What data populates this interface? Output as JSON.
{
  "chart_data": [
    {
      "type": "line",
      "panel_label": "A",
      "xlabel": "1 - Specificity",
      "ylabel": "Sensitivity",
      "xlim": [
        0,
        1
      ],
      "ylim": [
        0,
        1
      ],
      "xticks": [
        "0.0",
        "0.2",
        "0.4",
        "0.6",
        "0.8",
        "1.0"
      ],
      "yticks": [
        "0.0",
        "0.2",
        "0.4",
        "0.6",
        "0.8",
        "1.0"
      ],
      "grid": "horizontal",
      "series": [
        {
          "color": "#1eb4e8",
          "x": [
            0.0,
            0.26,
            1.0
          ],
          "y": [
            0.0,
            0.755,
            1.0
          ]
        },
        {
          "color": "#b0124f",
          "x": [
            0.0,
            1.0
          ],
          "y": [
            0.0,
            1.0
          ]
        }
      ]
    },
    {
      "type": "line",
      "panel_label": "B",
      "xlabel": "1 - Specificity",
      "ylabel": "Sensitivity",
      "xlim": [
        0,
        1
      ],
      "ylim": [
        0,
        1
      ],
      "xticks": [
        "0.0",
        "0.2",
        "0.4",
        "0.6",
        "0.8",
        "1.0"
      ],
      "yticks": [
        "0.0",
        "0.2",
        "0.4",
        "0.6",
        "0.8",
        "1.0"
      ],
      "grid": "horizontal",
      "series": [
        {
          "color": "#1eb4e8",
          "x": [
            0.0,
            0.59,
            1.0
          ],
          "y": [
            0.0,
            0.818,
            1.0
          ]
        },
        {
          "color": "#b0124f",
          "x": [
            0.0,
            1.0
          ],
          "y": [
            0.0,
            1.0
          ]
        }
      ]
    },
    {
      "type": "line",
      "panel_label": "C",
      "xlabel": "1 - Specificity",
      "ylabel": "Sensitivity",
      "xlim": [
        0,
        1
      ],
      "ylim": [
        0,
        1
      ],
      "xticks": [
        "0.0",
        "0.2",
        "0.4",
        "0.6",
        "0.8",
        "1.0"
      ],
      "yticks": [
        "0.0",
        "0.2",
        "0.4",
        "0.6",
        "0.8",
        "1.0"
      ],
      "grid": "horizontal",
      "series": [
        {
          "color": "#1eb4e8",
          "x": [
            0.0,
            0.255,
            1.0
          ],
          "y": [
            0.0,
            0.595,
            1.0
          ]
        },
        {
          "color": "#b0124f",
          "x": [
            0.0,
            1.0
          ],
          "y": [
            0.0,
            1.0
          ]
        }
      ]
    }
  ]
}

+---+

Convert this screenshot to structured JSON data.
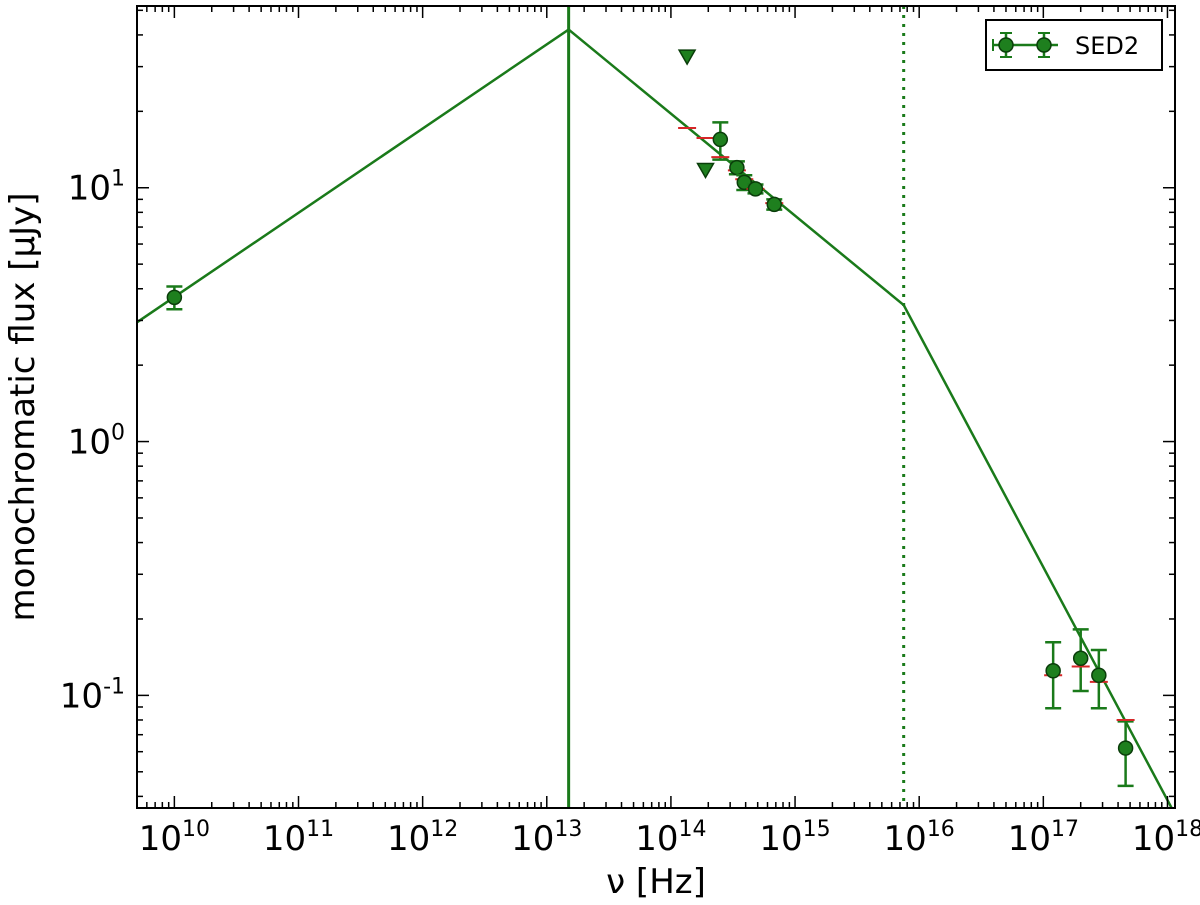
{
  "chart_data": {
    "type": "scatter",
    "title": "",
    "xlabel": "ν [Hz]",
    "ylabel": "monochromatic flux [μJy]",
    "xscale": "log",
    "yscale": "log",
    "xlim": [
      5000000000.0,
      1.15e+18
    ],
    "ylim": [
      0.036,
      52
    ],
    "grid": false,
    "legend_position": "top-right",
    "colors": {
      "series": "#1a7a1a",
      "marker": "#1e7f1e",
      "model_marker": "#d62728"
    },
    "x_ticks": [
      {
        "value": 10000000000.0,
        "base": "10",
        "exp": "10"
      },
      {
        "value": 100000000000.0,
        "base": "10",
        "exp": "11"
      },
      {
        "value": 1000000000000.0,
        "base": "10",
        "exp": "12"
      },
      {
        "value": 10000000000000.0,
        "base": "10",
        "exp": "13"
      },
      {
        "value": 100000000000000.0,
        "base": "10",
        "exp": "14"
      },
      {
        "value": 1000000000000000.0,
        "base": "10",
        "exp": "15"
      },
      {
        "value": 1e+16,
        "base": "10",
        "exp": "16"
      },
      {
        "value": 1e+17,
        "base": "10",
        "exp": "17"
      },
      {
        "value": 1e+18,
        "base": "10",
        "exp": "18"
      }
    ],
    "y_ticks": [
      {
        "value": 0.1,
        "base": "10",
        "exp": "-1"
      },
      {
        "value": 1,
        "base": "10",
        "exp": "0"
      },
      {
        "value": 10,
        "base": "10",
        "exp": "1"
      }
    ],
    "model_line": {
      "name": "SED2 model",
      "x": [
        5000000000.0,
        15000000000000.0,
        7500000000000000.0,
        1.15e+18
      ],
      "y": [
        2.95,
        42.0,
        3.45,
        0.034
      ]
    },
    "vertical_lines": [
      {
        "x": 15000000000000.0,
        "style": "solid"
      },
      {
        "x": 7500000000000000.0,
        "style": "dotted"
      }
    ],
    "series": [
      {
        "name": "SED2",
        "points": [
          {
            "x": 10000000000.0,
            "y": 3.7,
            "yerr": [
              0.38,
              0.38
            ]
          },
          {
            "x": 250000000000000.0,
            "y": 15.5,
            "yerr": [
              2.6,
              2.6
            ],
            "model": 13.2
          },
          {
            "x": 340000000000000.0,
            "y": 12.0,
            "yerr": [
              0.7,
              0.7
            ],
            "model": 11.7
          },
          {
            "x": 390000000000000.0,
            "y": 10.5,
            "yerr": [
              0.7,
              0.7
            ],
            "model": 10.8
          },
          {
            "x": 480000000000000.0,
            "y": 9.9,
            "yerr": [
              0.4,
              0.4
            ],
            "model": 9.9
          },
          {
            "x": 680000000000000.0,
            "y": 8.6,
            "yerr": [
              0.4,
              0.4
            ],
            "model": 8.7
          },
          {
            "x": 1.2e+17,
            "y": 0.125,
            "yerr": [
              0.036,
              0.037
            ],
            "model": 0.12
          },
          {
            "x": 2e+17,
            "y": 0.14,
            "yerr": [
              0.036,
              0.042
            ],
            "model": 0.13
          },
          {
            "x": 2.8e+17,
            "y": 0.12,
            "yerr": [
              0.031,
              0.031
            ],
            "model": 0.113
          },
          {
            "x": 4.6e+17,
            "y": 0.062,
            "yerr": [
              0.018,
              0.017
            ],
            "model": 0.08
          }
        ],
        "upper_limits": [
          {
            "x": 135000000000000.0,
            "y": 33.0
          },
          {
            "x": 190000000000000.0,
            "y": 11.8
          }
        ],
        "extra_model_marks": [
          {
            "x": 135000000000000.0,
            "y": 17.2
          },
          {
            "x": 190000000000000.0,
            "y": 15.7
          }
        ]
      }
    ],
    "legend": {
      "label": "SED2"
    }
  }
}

+---+

Set task: Return each full line of the entries that contains the word "JSON".

Solution for this task:
What data populates this interface? Output as JSON.
Convert this screenshot to structured JSON data.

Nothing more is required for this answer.